▶ **Цитируемый текст**:
Резюмируя сказанное выше: Сиджвик и Мур поставили вопрос об этическом знании как знании научном, но их позиция подверглась радикальной критике со стороны Айера, который вослед Юму, расценивающему как иллюзию попытку создания научной рациональной этической теории в силу первостепенного значения в морали чувств и желаний, вывел этику из сферы спекулятивного философского знания. И эта позиция была критически переосмыслена другим известным аналитическим философом Дж. Макки, согласно которому наши моральные суждения систематически ошибочны.

Макки – эмпирик, но он согласен с тем, что любой моральный дискурс выражает нечто большее, чем чувства и эмоции конкретного человека. Требование «не убий» не может быть сведено к чувству, оно объективно. Язык морали носит когнитивный характер в том смысле, что в моральных суждениях фиксируется знание, которое может быть оценено как истинное или ложное. При этом всякие попытки описать моральное оказываются ошибочными, они пусты с точки зрения их реального содержания. Этот тезис лежит в основании так называемой «моральной теории ошибок», как варианта «теории ошибок», предшественниками которой Макки считал Р. Бойля и Дж. Локка. Для них обоих вторичные качества (например, цвет) существуют только в глазах воспринимающего, и потому все высказывания об объектах, якобы наделенных такого рода качествами, являются ложными. Иначе говоря, ошибка состоит в неспособности провести различие между анализом фактов и концептуальным анализом цвета [Mackie 1990, 20]. И хотя далеко не все были согласны с проведенной Макки параллелью, сама идея опять же спровоцировала дискуссию о восприятии моральных ценностей, что повлияло на формирование этических взглядов неоинтуитивистов и реалистов начала XX в., в частности, на Дж. Макдауэлла и Б. Страуда [McDowell 1985; Stroud 2000]. Но об этом чуть позже. Сейчас же хотелось бы сказать несколько слов о контраргументе, который был противопоставлен рассуждениям эмотивистов и моральных скептиков, прежде всего прескриптивиста Хеара, П. Гичем – профессором университета Лидса, критика которого, по его собственным словам, основывается на логических исследованиях Г. Фреге [Geach 1965, 464].

Согласно Гичу, те, кто полагает, что моральные суждения не являются описательными, но побуждающими к действию, подразумевают под ними исключительно эффективные утверждения. И тогда действительно высказывание «Убийство человека – это плохо» должно выражать эмоции (Айер) или провоцировать реакции того, к кому оно обращено (Стивенсон, Хеар). Но что делать в ситуации гипотетического силлогизма modus ponens? Как определить истинность суждений, не являющихся ассерторическими? Этот контраргумент Гич адресует, прежде всего, прескриптивизму Хеара, тогда как вопрос о том, можно ли его противопоставить эмотивизму Стивенсона и Айера, рассуждавших исключительно о нормативных высказываниях, для самого Гича остается открытым.

▶ **Фрагмент данных**:
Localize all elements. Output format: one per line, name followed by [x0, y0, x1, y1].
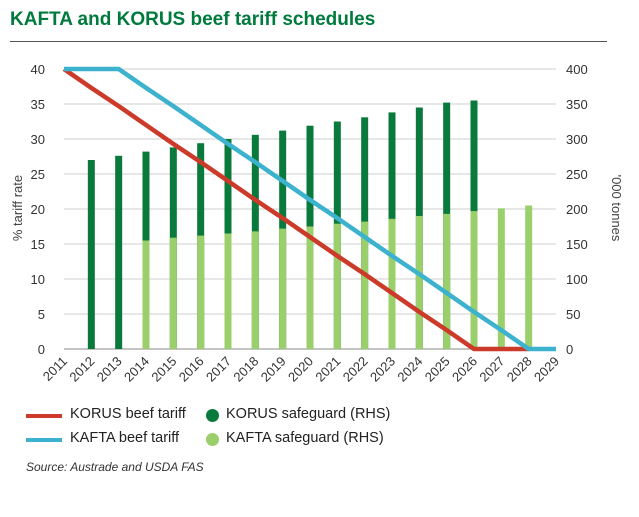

▶ **Короткое задание A**:
Перепишите из отрывка об аналитической этике фрагмент, начиная со слов «Согласно Гичу, те, кто» и заканчивая словами «Гича остается открытым.».
▶ **Короткое задание B**:
Ответьте на вопросы по отрывку об аналитической этике:
(i) Какими, согласно Макки, являются наши моральные суждения?
(ii) Кого Макки считал предшественниками «теории ошибок»?
(iii) На чьих логических исследованиях, по словам Гича, основывается его критика?
▶ **Короткое задание C**:
Продолжите отрывок об аналитической этике с того места, где он заканчивается.

▶ **Итог упражнения A**:
Согласно Гичу, те, кто полагает, что моральные суждения не являются описательными, но побуждающими к действию, подразумевают под ними исключительно эффективные утверждения. И тогда действительно высказывание «Убийство человека – это плохо» должно выражать эмоции (Айер) или провоцировать реакции того, к кому оно обращено (Стивенсон, Хеар). Но что делать в ситуации гипотетического силлогизма modus ponens? Как определить истинность суждений, не являющихся ассерторическими? Этот контраргумент Гич адресует, прежде всего, прескриптивизму Хеара, тогда как вопрос о том, можно ли его противопоставить эмотивизму Стивенсона и Айера, рассуждавших исключительно о нормативных высказываниях, для самого Гича остается открытым.

▶ **Итог упражнения B**:
(i) Систематически ошибочными.
(ii) Р. Бойля и Дж. Локка.
(iii) На логических исследованиях Г. Фреге.

▶ **Итог упражнения C**:
Поскольку позиция реализма оказалась неустойчивой перед лицом критики, то и когнитивизм не должен сводиться, как у Макки, к теории ошибок. Свою версию когнитивного ирреализма предложил профессор Сент-Эндрюсского университета Дж. Скорупски. Работая исключительно с понятиями философии языка, зачастую игнорируемыми в современных метаэтических работах, он разработал нечто вроде гибрида этих противоположных точек зрения, приправив их довольно любопытной рефлексией по поводу семантики этических пропозиций [Skorupski 1999]. Другой уже упомянутый выше философ Франкена, в свою очередь, с недоверием отнесся к попытке рационализировать (объективировать) этическое знание, и, опираясь на идеи Мура, критично оценил всякую претензию на опровержение натуралистической софистики. Все их тексты могут быть объединены под «вывеской» нового реализма.

В 1958 г. британская исследовательница Э. Энскоум, сначала студентка, а затем и друг Витгенштейна, специалист по Аристотелю и философии действия, опубликовала статью, которую нередко называют антиметаэтическим манифестом [Anscombe 1958]. По её мнению, такие понятия, как обязанность, долг и т.п., утратили прежние теистические коннотации и традиционный моральный смысл, вследствие чего метаэтика нуждается в их переосмыслении, но собственными методами она сделать это не в состоянии, но могла бы прибегнуть к помощи специальной дисциплины – философии психологии. Однако пока эти понятия не наделены новыми смыслами и значениями, в рассуждениях с их использованием нет никакого нравственного основания. Энскоум предлагает иные понятия, такие как действие, стремление, удовольствие и особенно добродетель, которые отсылают не к метафизическим принципам морального действия, но к сфере практической этики. Смена лексического аппарата представляется ей необходимой в условиях фрустрации, неизбежно возникающей вследствие абстрактного, сугубо теоретического характера метаэтики, которая изначально не претендовала на непосредственную взаимосвязь с практической жизнью, а выстраивала свои концепции на основании анализа языка морали. В этом смысле этика добродетели, в русле которой разрабатывала свою собственную моральную теорию Энскоум, была далека от метаэтических рефлексий и провоцировала новые теоретические дискуссии [MacIntyre 1985] о нормативности, активное участие в которых приняла, например, Ф. Фут, привнесшая в них новое теоретическое и практическое измерения.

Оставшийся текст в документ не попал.